**PROBLEM DETAILS:**
Below is a listing. Gather each line of it that contains "Surrey".

___ INPUT FOR THIS TASK ___

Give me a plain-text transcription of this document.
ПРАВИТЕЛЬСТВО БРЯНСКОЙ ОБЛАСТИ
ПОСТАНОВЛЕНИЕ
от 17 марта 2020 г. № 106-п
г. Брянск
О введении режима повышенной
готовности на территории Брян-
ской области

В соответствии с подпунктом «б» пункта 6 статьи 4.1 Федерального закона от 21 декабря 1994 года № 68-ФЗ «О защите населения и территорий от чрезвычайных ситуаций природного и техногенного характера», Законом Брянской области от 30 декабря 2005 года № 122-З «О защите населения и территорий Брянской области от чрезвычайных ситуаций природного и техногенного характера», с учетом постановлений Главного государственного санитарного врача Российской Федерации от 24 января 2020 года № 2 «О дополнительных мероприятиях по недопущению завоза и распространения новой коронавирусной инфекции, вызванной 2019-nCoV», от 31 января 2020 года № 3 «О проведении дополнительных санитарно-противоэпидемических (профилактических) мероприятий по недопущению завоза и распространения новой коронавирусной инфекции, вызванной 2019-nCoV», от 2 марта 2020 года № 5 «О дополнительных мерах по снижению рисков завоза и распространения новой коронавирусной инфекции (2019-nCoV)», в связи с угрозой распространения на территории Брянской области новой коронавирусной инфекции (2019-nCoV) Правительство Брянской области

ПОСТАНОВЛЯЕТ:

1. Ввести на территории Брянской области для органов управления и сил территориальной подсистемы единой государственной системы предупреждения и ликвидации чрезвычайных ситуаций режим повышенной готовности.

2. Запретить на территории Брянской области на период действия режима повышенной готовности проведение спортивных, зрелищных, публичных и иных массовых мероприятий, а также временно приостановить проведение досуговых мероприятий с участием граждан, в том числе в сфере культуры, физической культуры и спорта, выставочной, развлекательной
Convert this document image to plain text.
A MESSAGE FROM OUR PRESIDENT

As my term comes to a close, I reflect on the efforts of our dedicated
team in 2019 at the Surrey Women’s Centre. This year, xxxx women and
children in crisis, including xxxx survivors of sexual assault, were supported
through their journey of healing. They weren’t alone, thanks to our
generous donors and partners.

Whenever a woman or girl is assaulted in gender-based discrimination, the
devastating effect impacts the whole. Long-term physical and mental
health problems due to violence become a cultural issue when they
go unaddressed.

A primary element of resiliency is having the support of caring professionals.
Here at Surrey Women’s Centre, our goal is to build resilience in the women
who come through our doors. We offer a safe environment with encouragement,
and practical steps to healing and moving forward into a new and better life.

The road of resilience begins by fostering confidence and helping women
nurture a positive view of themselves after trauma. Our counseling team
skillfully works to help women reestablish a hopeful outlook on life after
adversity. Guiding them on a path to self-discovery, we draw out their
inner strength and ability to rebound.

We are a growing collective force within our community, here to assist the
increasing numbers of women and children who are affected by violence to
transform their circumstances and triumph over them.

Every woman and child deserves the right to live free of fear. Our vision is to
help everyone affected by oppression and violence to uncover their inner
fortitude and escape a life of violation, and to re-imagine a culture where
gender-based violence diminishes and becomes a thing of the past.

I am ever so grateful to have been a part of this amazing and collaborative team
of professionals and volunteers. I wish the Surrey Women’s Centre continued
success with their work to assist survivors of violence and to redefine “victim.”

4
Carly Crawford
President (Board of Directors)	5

___

**TASK RESULT:**
team in 2019 at the Surrey Women’s Centre. This year, xxxx women and
Here at Surrey Women’s Centre, our goal is to build resilience in the women
of professionals and volunteers. I wish the Surrey Women’s Centre continued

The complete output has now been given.